This is an archive of the discontinued LLVM Phabricator instance.

[MachineCombiner] [NFC]Add MustReduceRegisterPressure goal
ClosedPublic

Authored by shchenz on Nov 24 2020, 7:40 PM.

Details

Summary

add a new goal MustReduceRegisterPressure for machine combiner pass. This is an NFC patch.

PowerPC will use this new goal to do some register pressure related optimization. https://reviews.llvm.org/D92071

Diff Detail

Event Timeline

shchenz created this revision.Nov 24 2020, 7:40 PM
Herald added a project: Restricted Project. · View Herald TranscriptNov 24 2020, 7:40 PM
shchenz requested review of this revision.Nov 24 2020, 7:40 PM
shchenz edited reviewers, added: Restricted Project, efriedma; removed: eli.friedman.Nov 26 2020, 9:46 PM
shchenz updated this revision to Diff 309192.Dec 3 2020, 2:06 AM
shchenz added a reviewer: MatzeB.

1: fix lint warning messages
2: fix x86 CodeGen/X86/coalescer-dce.ll verify error after liveintervals introduced in machine combiner pass

and gentle ping...

spatel added a comment.Dec 3 2020, 9:24 AM

I'm not too familiar with MIR and I have not worked on MachineCombiner in a long time, so someone else should probably have a look too.

  1. Why are the killed and dead flags changing in the tests?
  2. Is there compile-time increase from having the extra passes (Slot index numbering, Live Interval Analysis, Machine Trace Metrics) even for targets that do not enable the MustReduceRegisterPressure objective?

» **Task instructions**
**A)** How would you sum up the review page above in two sentences?
**B)** What is the Spanish translation of this sentence from the review page: "I'm not too familiar with MIR and I have not worked on MachineCombiner in a long time, so someone else should probably have a look too."

» **Labeled box records**
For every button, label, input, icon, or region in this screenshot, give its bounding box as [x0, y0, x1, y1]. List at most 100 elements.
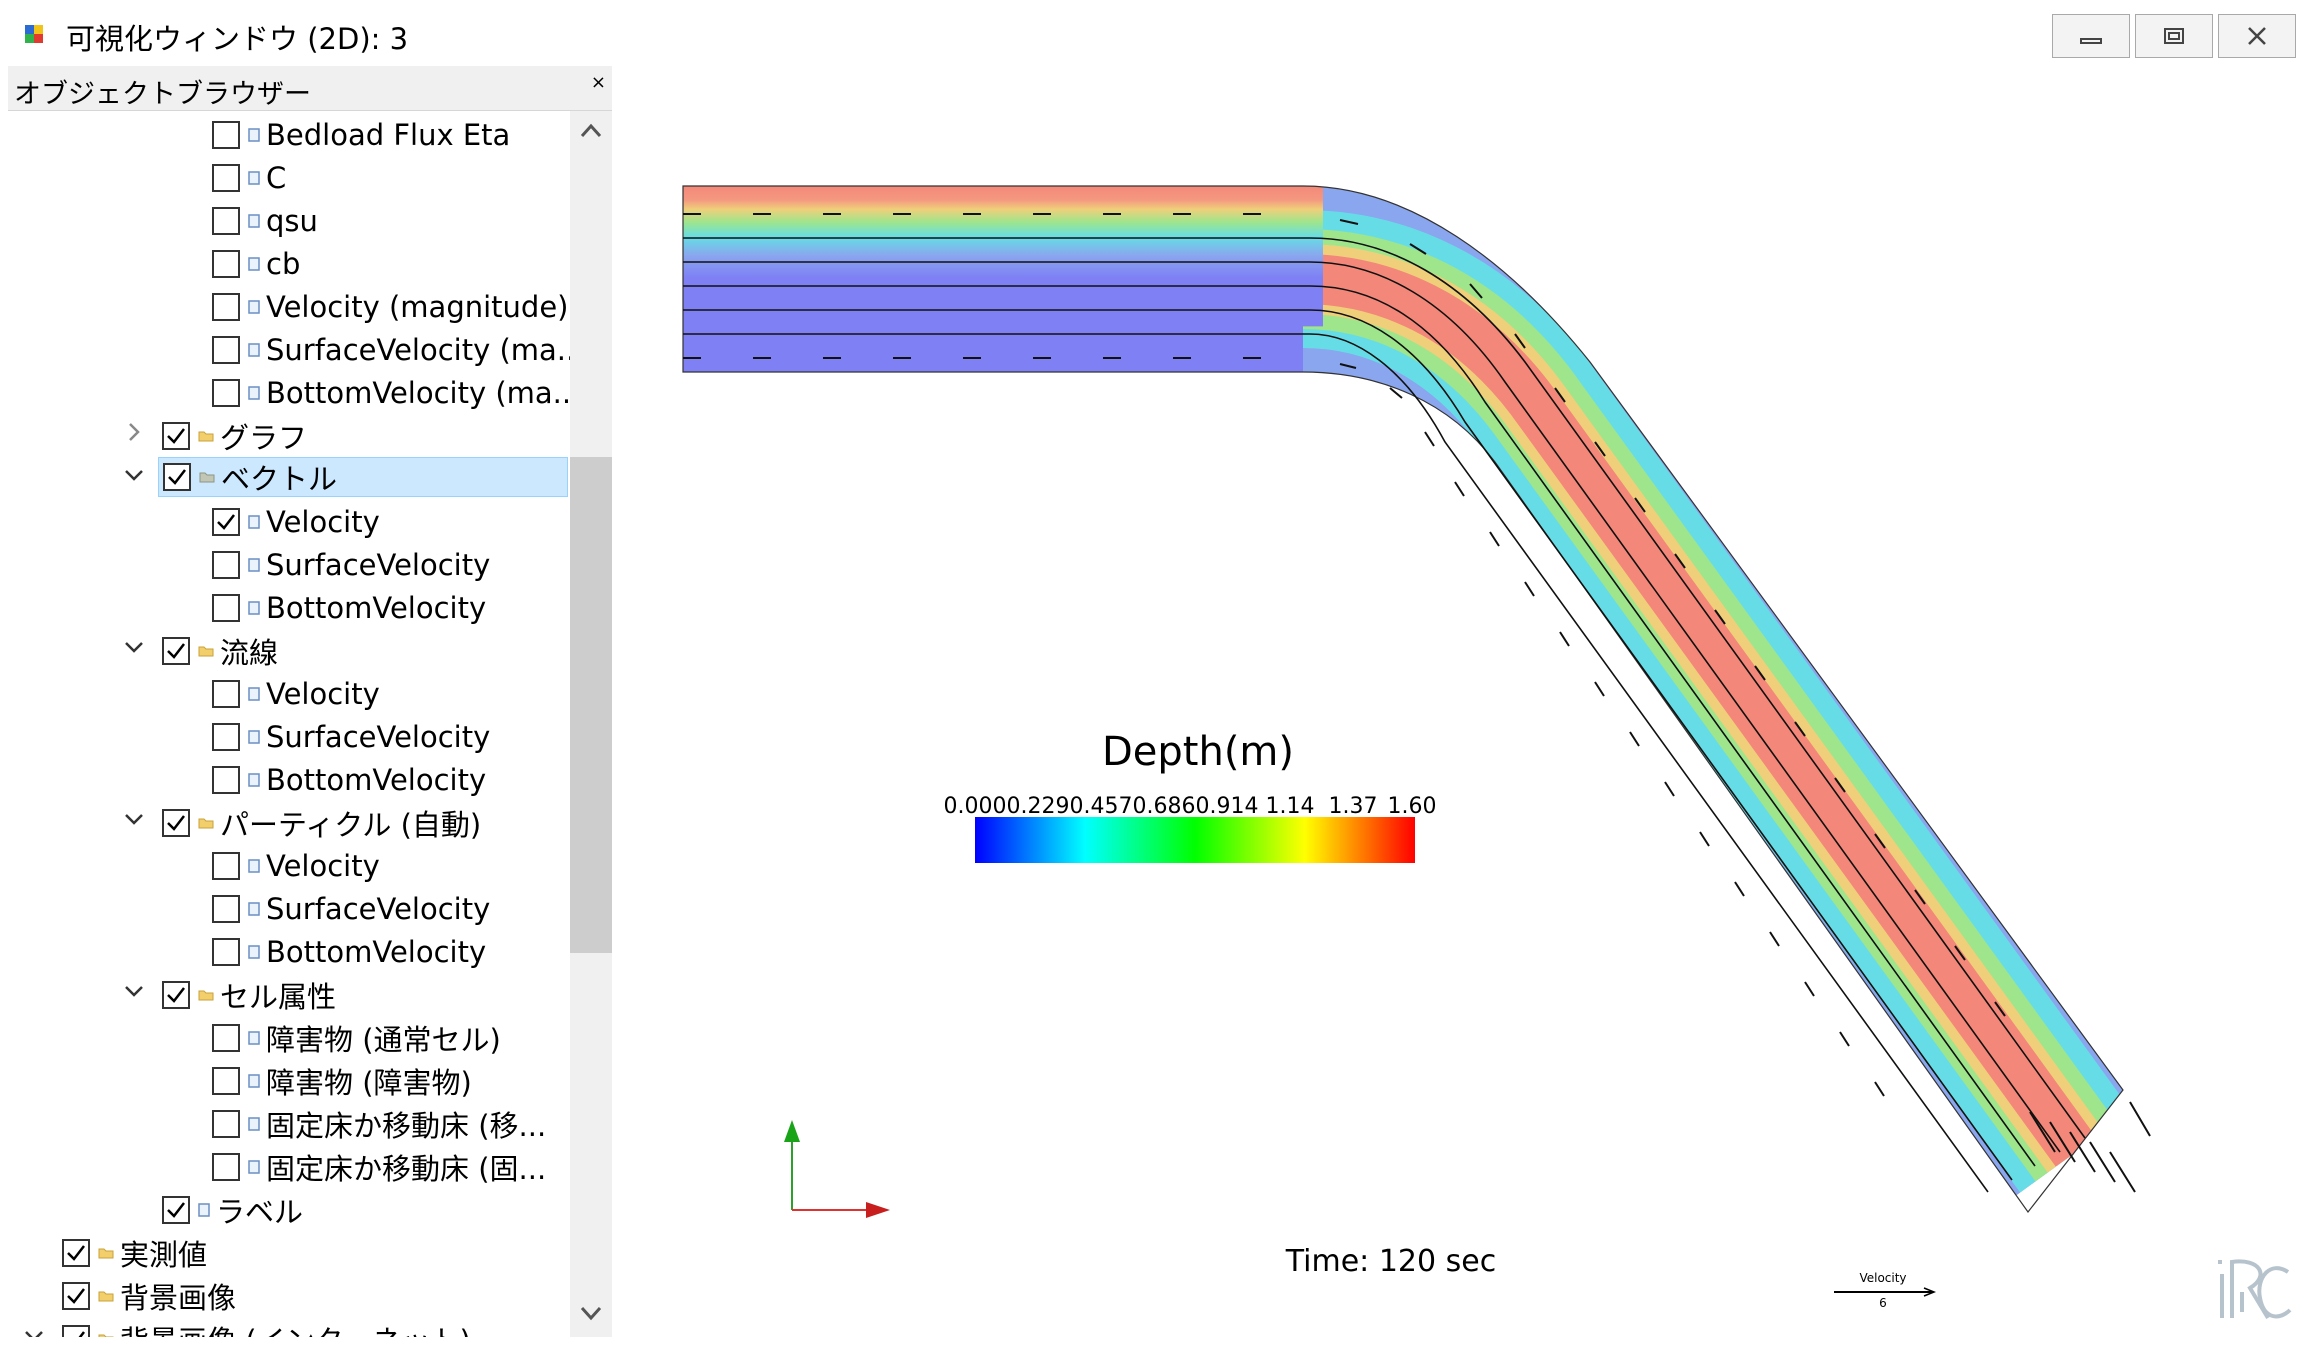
iric-logo — [2218, 1259, 2292, 1320]
chevron-down-icon[interactable] — [22, 1324, 46, 1337]
checkbox[interactable] — [212, 1067, 240, 1095]
colorbar-tick: 0.457 — [1070, 794, 1133, 819]
checkbox[interactable] — [212, 121, 240, 149]
axes-triad — [784, 1120, 890, 1218]
tree-item-c[interactable]: C — [212, 158, 286, 198]
checkbox-checked[interactable] — [162, 981, 190, 1009]
tree-item-particle-surface-velocity[interactable]: SurfaceVelocity — [212, 889, 490, 929]
checkbox-checked[interactable] — [162, 809, 190, 837]
checkbox[interactable] — [212, 938, 240, 966]
chevron-down-icon[interactable] — [122, 463, 146, 487]
document-icon — [248, 558, 260, 572]
tree-item-obstacle-obstacle[interactable]: 障害物 (障害物) — [212, 1061, 472, 1101]
checkbox[interactable] — [212, 551, 240, 579]
object-browser-close-button[interactable]: × — [590, 72, 606, 93]
tree-item-label[interactable]: ラベル — [162, 1190, 303, 1230]
tree-item-bedload-flux-eta[interactable]: Bedload Flux Eta — [212, 115, 510, 155]
tree-item-background-image[interactable]: 背景画像 — [62, 1276, 236, 1316]
colorbar-tick: 0.000 — [944, 794, 1007, 819]
object-browser-header: オブジェクトブラウザー × — [8, 66, 612, 111]
document-icon — [248, 128, 260, 142]
checkbox[interactable] — [212, 293, 240, 321]
tree-item-streamline-bottom-velocity[interactable]: BottomVelocity — [212, 760, 486, 800]
colorbar-gradient — [975, 817, 1415, 863]
document-icon — [248, 730, 260, 744]
tree-item-particle-auto[interactable]: パーティクル (自動) — [162, 803, 481, 843]
document-icon — [248, 601, 260, 615]
chevron-down-icon[interactable] — [122, 635, 146, 659]
scroll-up-icon[interactable] — [579, 121, 603, 141]
tree-item-vector-bottom-velocity[interactable]: BottomVelocity — [212, 588, 486, 628]
tree-item-bed-type-fixed[interactable]: 固定床か移動床 (固... — [212, 1147, 546, 1187]
chevron-down-icon[interactable] — [122, 807, 146, 831]
checkbox[interactable] — [212, 852, 240, 880]
checkbox-checked[interactable] — [163, 463, 191, 491]
tree-scrollbar[interactable] — [570, 111, 612, 1337]
document-icon — [248, 257, 260, 271]
tree-item-surface-velocity-magnitude[interactable]: SurfaceVelocity (ma... — [212, 330, 570, 370]
scrollbar-thumb[interactable] — [570, 457, 612, 953]
tree-item-vector-surface-velocity[interactable]: SurfaceVelocity — [212, 545, 490, 585]
checkbox-checked[interactable] — [162, 422, 190, 450]
tree-item-bed-type-moving[interactable]: 固定床か移動床 (移... — [212, 1104, 546, 1144]
visualization-viewport[interactable]: Depth(m) 0.000 0.229 0.457 0.686 0.914 1… — [620, 62, 2313, 1346]
object-browser-title: オブジェクトブラウザー — [14, 79, 311, 110]
checkbox-checked[interactable] — [62, 1282, 90, 1310]
tree-item-cell-attributes[interactable]: セル属性 — [162, 975, 336, 1015]
tree-item-cb[interactable]: cb — [212, 244, 300, 284]
folder-icon — [199, 472, 215, 483]
checkbox[interactable] — [212, 680, 240, 708]
checkbox[interactable] — [212, 164, 240, 192]
checkbox[interactable] — [212, 379, 240, 407]
checkbox-checked[interactable] — [62, 1325, 90, 1337]
checkbox-checked[interactable] — [212, 508, 240, 536]
folder-icon — [98, 1334, 114, 1337]
checkbox[interactable] — [212, 723, 240, 751]
document-icon — [248, 1074, 260, 1088]
document-icon — [248, 343, 260, 357]
tree-item-particle-velocity[interactable]: Velocity — [212, 846, 380, 886]
folder-icon — [198, 646, 214, 657]
document-icon — [198, 1203, 210, 1217]
checkbox[interactable] — [212, 895, 240, 923]
document-icon — [248, 515, 260, 529]
tree-item-velocity-magnitude[interactable]: Velocity (magnitude) — [212, 287, 568, 327]
checkbox-checked[interactable] — [162, 637, 190, 665]
chevron-right-icon[interactable] — [122, 420, 146, 444]
checkbox[interactable] — [212, 250, 240, 278]
depth-colorbar: Depth(m) 0.000 0.229 0.457 0.686 0.914 1… — [944, 729, 1437, 863]
tree-item-vector-velocity[interactable]: Velocity — [212, 502, 380, 542]
checkbox[interactable] — [212, 1024, 240, 1052]
tree-item-bottom-velocity-magnitude[interactable]: BottomVelocity (ma... — [212, 373, 570, 413]
tree-item-streamline-surface-velocity[interactable]: SurfaceVelocity — [212, 717, 490, 757]
tree-item-obstacle-normal[interactable]: 障害物 (通常セル) — [212, 1018, 501, 1058]
checkbox[interactable] — [212, 207, 240, 235]
scroll-down-icon[interactable] — [579, 1303, 603, 1323]
document-icon — [248, 1160, 260, 1174]
colorbar-tick: 1.60 — [1388, 794, 1437, 819]
checkbox[interactable] — [212, 1153, 240, 1181]
tree-item-vector[interactable]: ベクトル — [158, 457, 568, 497]
checkbox[interactable] — [212, 766, 240, 794]
tree-item-qsu[interactable]: qsu — [212, 201, 318, 241]
tree-item-streamline[interactable]: 流線 — [162, 631, 278, 671]
checkbox[interactable] — [212, 1110, 240, 1138]
maximize-icon — [2164, 28, 2184, 44]
colorbar-tick: 1.37 — [1329, 794, 1378, 819]
tree-item-particle-bottom-velocity[interactable]: BottomVelocity — [212, 932, 486, 972]
tree-item-graph[interactable]: グラフ — [162, 416, 307, 456]
checkbox-checked[interactable] — [62, 1239, 90, 1267]
maximize-button[interactable] — [2135, 14, 2213, 58]
checkbox[interactable] — [212, 594, 240, 622]
close-button[interactable] — [2218, 14, 2296, 58]
depth-contour-canvas[interactable]: Depth(m) 0.000 0.229 0.457 0.686 0.914 1… — [620, 62, 2313, 1346]
minimize-button[interactable] — [2052, 14, 2130, 58]
checkbox-checked[interactable] — [162, 1196, 190, 1224]
checkbox[interactable] — [212, 336, 240, 364]
folder-icon — [98, 1248, 114, 1259]
chevron-down-icon[interactable] — [122, 979, 146, 1003]
document-icon — [248, 300, 260, 314]
tree-item-streamline-velocity[interactable]: Velocity — [212, 674, 380, 714]
tree-item-background-image-internet[interactable]: 背景画像 (インターネット) — [62, 1319, 471, 1337]
tree-item-measured-values[interactable]: 実測値 — [62, 1233, 207, 1273]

» **Per-task outputs**
**A)** The review page covers an NFC patch by shchenz that adds a new goal, MustReduceRegisterPressure, to the machine combiner pass, and PowerPC will use this goal for register pressure related optimization. A later diff fixed lint warnings and an x86 verify error, and spatel asked why the killed and dead flags change in the tests and whether the extra passes increase compile time for targets that do not enable the new objective.

**B)** No estoy muy familiarizado con MIR y hace mucho tiempo que no trabajo en MachineCombiner, así que probablemente alguien más también debería echarle un vistazo.